Find every line with "Psycho" in it, then report how many there are and nothing more.

Collected data entries:
-=-=-=-=-
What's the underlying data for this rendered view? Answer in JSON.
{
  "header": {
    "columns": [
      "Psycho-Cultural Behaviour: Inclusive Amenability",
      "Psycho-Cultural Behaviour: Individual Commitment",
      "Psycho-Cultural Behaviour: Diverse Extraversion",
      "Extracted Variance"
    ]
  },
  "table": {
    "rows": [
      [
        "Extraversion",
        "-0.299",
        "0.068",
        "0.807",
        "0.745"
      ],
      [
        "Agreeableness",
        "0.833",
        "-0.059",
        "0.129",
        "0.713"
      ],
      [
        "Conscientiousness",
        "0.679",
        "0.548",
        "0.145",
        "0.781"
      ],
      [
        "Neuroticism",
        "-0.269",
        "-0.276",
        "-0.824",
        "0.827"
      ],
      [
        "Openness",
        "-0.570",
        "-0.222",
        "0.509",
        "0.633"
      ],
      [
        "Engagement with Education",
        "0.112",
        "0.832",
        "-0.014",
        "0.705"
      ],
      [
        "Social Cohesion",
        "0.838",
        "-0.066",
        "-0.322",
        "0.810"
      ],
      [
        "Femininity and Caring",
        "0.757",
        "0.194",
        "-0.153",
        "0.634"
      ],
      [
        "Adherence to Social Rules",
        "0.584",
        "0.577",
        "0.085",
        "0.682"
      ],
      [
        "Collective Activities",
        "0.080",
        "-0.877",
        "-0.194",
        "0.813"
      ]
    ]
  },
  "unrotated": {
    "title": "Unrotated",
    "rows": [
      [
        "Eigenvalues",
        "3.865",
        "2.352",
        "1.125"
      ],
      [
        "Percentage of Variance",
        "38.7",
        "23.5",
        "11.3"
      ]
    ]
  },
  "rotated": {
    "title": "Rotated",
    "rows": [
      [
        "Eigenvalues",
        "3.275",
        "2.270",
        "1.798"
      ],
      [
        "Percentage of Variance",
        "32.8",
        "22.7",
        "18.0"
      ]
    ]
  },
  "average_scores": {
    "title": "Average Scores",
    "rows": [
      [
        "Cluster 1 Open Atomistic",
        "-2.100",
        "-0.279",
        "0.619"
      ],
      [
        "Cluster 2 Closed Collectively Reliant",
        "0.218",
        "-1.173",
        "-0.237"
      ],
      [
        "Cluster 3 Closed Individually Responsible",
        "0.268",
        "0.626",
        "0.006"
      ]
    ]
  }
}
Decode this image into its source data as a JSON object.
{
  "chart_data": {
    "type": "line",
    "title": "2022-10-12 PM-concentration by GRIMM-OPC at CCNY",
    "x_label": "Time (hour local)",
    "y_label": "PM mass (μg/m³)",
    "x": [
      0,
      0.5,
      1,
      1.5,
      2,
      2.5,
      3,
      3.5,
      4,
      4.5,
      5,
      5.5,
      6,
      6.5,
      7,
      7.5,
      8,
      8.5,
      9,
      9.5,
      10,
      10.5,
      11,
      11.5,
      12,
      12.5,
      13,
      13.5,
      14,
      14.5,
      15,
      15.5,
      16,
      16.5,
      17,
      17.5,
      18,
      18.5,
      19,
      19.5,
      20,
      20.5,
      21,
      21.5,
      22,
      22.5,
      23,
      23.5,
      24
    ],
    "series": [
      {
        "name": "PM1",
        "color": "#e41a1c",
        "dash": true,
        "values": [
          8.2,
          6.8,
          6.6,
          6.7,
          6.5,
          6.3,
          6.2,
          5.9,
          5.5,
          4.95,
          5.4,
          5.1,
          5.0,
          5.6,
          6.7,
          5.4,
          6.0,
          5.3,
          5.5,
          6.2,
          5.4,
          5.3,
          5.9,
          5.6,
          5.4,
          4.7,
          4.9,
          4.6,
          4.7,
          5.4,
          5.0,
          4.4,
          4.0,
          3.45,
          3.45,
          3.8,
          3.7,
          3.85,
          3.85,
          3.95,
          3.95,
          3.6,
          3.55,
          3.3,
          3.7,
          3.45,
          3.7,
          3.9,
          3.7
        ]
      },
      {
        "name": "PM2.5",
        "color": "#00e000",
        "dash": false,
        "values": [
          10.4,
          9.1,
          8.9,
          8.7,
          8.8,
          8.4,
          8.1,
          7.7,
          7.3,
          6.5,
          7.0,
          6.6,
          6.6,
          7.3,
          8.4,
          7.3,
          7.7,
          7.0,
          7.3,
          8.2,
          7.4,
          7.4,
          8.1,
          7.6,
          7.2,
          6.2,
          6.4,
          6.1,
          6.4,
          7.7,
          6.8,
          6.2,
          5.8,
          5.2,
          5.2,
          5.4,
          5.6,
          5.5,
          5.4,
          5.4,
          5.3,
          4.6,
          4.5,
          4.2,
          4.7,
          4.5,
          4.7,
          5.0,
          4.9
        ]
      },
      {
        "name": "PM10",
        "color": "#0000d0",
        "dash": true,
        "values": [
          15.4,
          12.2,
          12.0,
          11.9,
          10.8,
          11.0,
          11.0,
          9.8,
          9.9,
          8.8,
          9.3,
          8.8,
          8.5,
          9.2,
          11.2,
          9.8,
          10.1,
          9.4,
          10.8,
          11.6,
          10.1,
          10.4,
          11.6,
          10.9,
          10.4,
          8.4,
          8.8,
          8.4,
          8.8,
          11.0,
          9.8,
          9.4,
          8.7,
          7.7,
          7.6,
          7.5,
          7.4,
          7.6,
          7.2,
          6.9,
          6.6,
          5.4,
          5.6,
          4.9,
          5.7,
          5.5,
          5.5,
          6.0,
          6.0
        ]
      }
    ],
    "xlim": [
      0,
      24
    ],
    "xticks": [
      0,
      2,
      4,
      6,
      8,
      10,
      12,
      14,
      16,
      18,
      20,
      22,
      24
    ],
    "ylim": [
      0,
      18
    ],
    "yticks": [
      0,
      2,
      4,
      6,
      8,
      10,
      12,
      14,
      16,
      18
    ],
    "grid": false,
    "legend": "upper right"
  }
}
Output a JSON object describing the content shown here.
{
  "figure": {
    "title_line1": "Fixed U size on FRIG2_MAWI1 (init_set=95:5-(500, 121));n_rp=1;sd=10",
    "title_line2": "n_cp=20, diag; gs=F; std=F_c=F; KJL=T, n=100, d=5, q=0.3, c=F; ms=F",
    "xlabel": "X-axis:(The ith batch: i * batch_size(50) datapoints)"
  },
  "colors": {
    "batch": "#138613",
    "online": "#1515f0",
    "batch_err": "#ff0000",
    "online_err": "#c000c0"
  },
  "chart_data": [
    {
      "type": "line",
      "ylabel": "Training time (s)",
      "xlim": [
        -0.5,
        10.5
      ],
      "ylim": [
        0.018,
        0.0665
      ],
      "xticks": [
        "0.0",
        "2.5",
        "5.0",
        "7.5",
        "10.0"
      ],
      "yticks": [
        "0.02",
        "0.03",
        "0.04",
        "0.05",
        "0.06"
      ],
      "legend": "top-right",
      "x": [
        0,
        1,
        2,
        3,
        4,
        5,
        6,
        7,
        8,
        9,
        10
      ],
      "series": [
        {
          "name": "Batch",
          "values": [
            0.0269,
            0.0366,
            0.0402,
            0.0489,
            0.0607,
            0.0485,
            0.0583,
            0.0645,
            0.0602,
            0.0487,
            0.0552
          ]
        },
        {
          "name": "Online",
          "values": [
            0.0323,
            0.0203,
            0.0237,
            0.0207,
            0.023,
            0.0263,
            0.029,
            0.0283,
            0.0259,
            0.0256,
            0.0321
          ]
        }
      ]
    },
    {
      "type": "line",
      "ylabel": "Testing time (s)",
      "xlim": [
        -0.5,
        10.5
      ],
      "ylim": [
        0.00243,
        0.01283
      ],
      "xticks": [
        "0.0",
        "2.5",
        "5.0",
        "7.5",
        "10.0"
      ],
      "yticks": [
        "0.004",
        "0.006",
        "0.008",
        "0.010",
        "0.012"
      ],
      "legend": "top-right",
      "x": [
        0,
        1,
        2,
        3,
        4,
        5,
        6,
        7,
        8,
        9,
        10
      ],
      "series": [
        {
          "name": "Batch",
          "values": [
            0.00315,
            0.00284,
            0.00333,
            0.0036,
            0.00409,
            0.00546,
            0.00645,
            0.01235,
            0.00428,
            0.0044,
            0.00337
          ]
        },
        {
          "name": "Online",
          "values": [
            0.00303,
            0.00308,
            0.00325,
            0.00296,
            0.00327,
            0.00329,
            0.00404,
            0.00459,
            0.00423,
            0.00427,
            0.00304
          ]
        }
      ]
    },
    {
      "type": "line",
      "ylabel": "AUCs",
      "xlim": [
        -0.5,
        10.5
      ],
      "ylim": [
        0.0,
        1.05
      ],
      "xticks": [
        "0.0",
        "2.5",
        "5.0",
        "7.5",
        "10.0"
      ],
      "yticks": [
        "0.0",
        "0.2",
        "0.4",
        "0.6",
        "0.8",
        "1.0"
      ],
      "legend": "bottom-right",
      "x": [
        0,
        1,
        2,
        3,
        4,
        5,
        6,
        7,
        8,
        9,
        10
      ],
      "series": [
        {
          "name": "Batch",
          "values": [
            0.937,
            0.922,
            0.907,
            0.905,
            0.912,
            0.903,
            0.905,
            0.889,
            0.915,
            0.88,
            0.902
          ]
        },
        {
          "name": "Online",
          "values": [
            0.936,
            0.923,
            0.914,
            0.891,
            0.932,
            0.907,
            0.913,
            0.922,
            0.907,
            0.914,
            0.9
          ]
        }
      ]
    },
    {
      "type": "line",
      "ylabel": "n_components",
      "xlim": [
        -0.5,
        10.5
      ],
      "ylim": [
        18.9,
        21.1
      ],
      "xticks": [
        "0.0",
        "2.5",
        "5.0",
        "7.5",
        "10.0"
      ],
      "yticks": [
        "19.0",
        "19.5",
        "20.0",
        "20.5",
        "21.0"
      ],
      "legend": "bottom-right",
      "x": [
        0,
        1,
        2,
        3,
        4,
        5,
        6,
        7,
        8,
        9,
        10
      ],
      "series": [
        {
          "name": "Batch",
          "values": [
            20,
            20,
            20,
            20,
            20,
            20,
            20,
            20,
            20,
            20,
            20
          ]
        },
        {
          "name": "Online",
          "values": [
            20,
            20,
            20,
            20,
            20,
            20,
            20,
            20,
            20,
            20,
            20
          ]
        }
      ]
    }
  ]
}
-=-=-=-=-
• **FULL ANSWER**:
3